- **The task**:
Copy the full set of lines exactly as given.

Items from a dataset

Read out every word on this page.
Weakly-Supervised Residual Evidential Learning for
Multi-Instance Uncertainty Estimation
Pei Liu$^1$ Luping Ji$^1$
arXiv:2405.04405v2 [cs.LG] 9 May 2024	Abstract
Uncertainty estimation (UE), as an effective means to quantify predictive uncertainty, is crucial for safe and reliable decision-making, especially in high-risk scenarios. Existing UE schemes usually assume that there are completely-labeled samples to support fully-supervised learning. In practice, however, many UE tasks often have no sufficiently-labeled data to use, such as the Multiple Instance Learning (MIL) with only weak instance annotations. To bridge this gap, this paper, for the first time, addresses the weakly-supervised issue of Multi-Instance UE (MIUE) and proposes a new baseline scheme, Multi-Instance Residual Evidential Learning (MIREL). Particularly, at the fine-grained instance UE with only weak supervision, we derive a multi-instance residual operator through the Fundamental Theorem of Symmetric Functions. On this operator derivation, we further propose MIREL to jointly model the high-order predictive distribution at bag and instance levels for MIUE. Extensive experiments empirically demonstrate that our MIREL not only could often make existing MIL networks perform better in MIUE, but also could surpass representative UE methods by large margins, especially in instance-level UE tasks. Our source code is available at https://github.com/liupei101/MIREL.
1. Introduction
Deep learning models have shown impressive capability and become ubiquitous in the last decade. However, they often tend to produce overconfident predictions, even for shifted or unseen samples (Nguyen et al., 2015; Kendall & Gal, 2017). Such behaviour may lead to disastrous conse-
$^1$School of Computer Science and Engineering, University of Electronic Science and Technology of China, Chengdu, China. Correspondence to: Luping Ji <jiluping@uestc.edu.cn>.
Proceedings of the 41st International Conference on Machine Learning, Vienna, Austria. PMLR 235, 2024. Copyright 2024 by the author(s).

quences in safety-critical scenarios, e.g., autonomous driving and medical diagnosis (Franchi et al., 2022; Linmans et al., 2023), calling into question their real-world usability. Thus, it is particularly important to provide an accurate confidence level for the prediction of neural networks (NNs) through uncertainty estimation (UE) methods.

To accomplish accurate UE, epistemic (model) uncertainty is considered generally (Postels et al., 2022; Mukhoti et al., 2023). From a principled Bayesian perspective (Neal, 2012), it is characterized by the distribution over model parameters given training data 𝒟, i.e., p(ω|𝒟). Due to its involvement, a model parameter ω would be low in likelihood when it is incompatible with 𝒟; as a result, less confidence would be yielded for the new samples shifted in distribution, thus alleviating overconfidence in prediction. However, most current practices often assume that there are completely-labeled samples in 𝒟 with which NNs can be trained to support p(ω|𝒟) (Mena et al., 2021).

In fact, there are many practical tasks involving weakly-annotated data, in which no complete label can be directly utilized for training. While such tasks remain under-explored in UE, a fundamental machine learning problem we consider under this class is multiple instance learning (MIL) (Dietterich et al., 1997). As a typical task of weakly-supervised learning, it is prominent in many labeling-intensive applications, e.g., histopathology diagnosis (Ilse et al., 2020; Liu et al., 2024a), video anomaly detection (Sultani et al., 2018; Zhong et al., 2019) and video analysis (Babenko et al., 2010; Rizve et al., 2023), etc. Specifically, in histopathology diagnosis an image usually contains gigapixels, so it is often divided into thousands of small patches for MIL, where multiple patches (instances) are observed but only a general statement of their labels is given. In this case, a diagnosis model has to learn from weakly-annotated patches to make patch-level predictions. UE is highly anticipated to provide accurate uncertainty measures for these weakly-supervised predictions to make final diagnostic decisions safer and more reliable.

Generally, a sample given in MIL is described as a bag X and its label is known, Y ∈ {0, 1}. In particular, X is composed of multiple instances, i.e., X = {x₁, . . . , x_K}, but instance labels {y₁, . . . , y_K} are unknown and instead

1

- **Result of this task**:
Read out every word on this page.
Weakly-Supervised Residual Evidential Learning for
Multi-Instance Uncertainty Estimation
Pei Liu$^1$ Luping Ji$^1$
arXiv:2405.04405v2 [cs.LG] 9 May 2024	Abstract
Uncertainty estimation (UE), as an effective means to quantify predictive uncertainty, is crucial for safe and reliable decision-making, especially in high-risk scenarios. Existing UE schemes usually assume that there are completely-labeled samples to support fully-supervised learning. In practice, however, many UE tasks often have no sufficiently-labeled data to use, such as the Multiple Instance Learning (MIL) with only weak instance annotations. To bridge this gap, this paper, for the first time, addresses the weakly-supervised issue of Multi-Instance UE (MIUE) and proposes a new baseline scheme, Multi-Instance Residual Evidential Learning (MIREL). Particularly, at the fine-grained instance UE with only weak supervision, we derive a multi-instance residual operator through the Fundamental Theorem of Symmetric Functions. On this operator derivation, we further propose MIREL to jointly model the high-order predictive distribution at bag and instance levels for MIUE. Extensive experiments empirically demonstrate that our MIREL not only could often make existing MIL networks perform better in MIUE, but also could surpass representative UE methods by large margins, especially in instance-level UE tasks. Our source code is available at https://github.com/liupei101/MIREL.
1. Introduction
Deep learning models have shown impressive capability and become ubiquitous in the last decade. However, they often tend to produce overconfident predictions, even for shifted or unseen samples (Nguyen et al., 2015; Kendall & Gal, 2017). Such behaviour may lead to disastrous conse-
$^1$School of Computer Science and Engineering, University of Electronic Science and Technology of China, Chengdu, China. Correspondence to: Luping Ji <jiluping@uestc.edu.cn>.
Proceedings of the 41st International Conference on Machine Learning, Vienna, Austria. PMLR 235, 2024. Copyright 2024 by the author(s).

quences in safety-critical scenarios, e.g., autonomous driving and medical diagnosis (Franchi et al., 2022; Linmans et al., 2023), calling into question their real-world usability. Thus, it is particularly important to provide an accurate confidence level for the prediction of neural networks (NNs) through uncertainty estimation (UE) methods.

To accomplish accurate UE, epistemic (model) uncertainty is considered generally (Postels et al., 2022; Mukhoti et al., 2023). From a principled Bayesian perspective (Neal, 2012), it is characterized by the distribution over model parameters given training data 𝒟, i.e., p(ω|𝒟). Due to its involvement, a model parameter ω would be low in likelihood when it is incompatible with 𝒟; as a result, less confidence would be yielded for the new samples shifted in distribution, thus alleviating overconfidence in prediction. However, most current practices often assume that there are completely-labeled samples in 𝒟 with which NNs can be trained to support p(ω|𝒟) (Mena et al., 2021).

In fact, there are many practical tasks involving weakly-annotated data, in which no complete label can be directly utilized for training. While such tasks remain under-explored in UE, a fundamental machine learning problem we consider under this class is multiple instance learning (MIL) (Dietterich et al., 1997). As a typical task of weakly-supervised learning, it is prominent in many labeling-intensive applications, e.g., histopathology diagnosis (Ilse et al., 2020; Liu et al., 2024a), video anomaly detection (Sultani et al., 2018; Zhong et al., 2019) and video analysis (Babenko et al., 2010; Rizve et al., 2023), etc. Specifically, in histopathology diagnosis an image usually contains gigapixels, so it is often divided into thousands of small patches for MIL, where multiple patches (instances) are observed but only a general statement of their labels is given. In this case, a diagnosis model has to learn from weakly-annotated patches to make patch-level predictions. UE is highly anticipated to provide accurate uncertainty measures for these weakly-supervised predictions to make final diagnostic decisions safer and more reliable.

Generally, a sample given in MIL is described as a bag X and its label is known, Y ∈ {0, 1}. In particular, X is composed of multiple instances, i.e., X = {x₁, . . . , x_K}, but instance labels {y₁, . . . , y_K} are unknown and instead

1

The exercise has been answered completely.